* _RECORD EXTRACTS_:
— start —

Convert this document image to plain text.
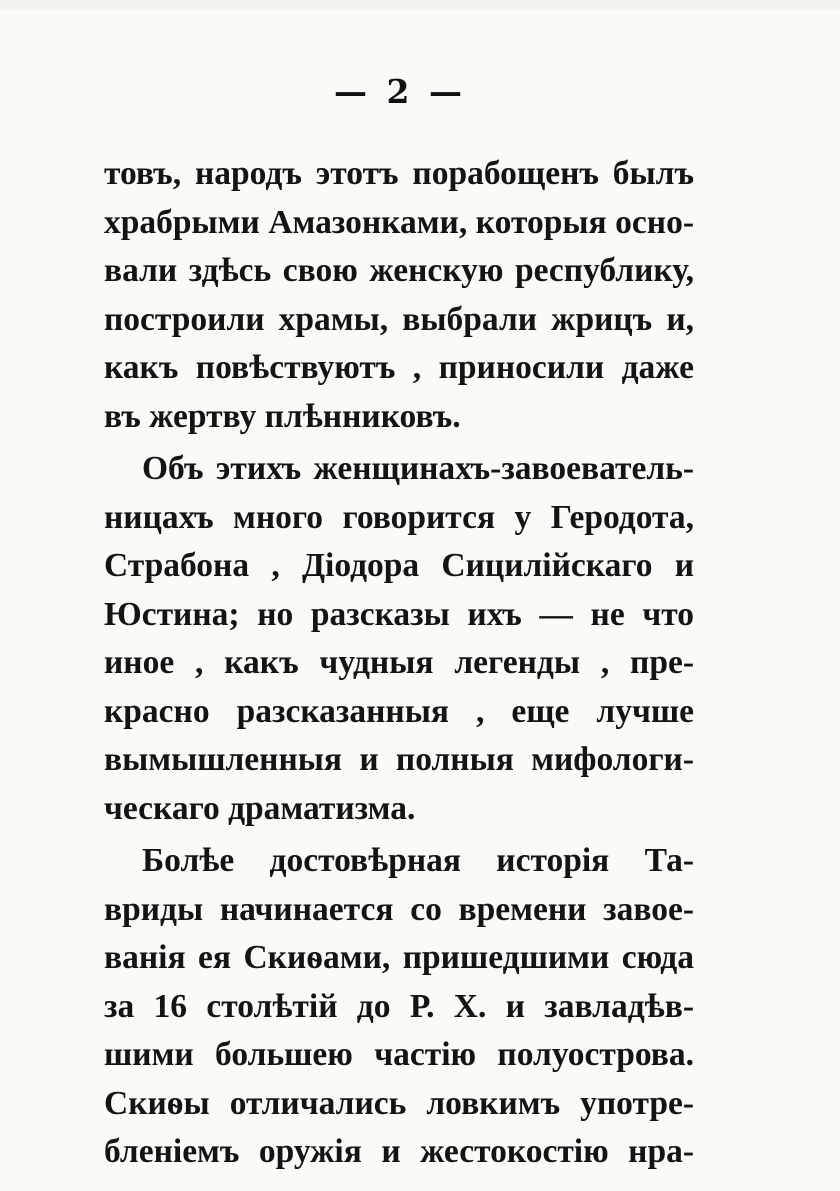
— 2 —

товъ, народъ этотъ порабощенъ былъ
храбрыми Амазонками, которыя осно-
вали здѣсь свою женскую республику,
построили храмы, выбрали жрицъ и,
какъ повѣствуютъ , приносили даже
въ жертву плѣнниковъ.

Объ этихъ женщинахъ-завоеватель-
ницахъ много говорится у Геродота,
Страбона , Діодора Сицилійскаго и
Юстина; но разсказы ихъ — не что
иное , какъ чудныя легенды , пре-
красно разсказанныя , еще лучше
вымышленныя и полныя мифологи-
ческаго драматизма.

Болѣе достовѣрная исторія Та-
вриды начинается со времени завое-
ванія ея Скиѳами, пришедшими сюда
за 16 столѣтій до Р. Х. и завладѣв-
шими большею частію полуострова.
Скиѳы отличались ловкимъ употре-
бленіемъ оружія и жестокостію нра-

— end —
— start —

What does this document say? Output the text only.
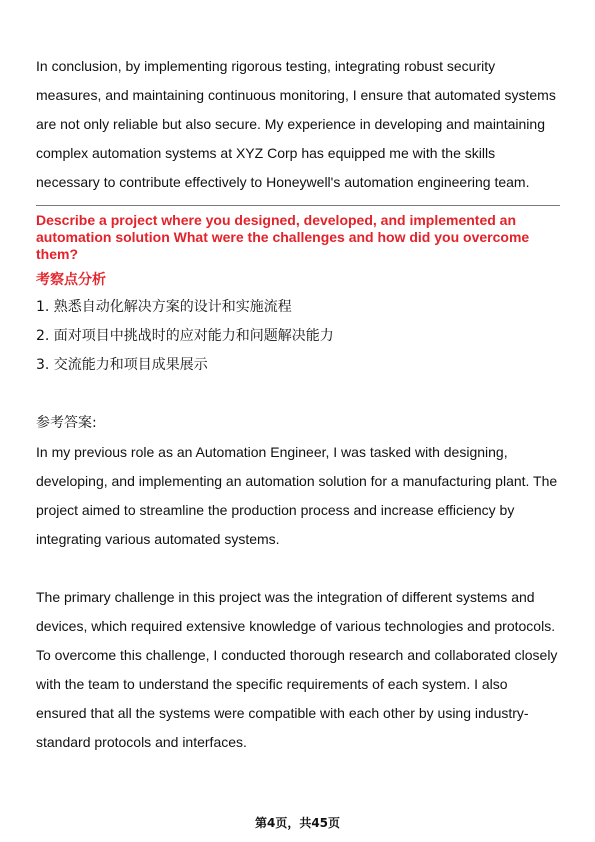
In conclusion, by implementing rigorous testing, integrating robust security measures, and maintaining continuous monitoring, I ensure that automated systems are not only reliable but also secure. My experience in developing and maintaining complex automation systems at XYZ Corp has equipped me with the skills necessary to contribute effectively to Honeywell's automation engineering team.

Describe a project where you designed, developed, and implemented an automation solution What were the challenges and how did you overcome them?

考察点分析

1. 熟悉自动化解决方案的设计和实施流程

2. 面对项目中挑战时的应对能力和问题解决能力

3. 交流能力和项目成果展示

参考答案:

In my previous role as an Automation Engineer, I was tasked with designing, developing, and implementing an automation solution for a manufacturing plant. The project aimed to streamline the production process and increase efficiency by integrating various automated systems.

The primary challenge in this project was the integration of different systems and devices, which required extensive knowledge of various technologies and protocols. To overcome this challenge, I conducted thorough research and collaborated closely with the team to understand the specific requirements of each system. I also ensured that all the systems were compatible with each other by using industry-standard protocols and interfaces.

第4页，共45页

— end —

* _WHAT NEEDS TO BE DONE_: Search the data above for the string "какъ" and return every line that has it.

* _EXERCISE ANSWER_:
какъ повѣствуютъ , приносили даже
иное , какъ чудныя легенды , пре-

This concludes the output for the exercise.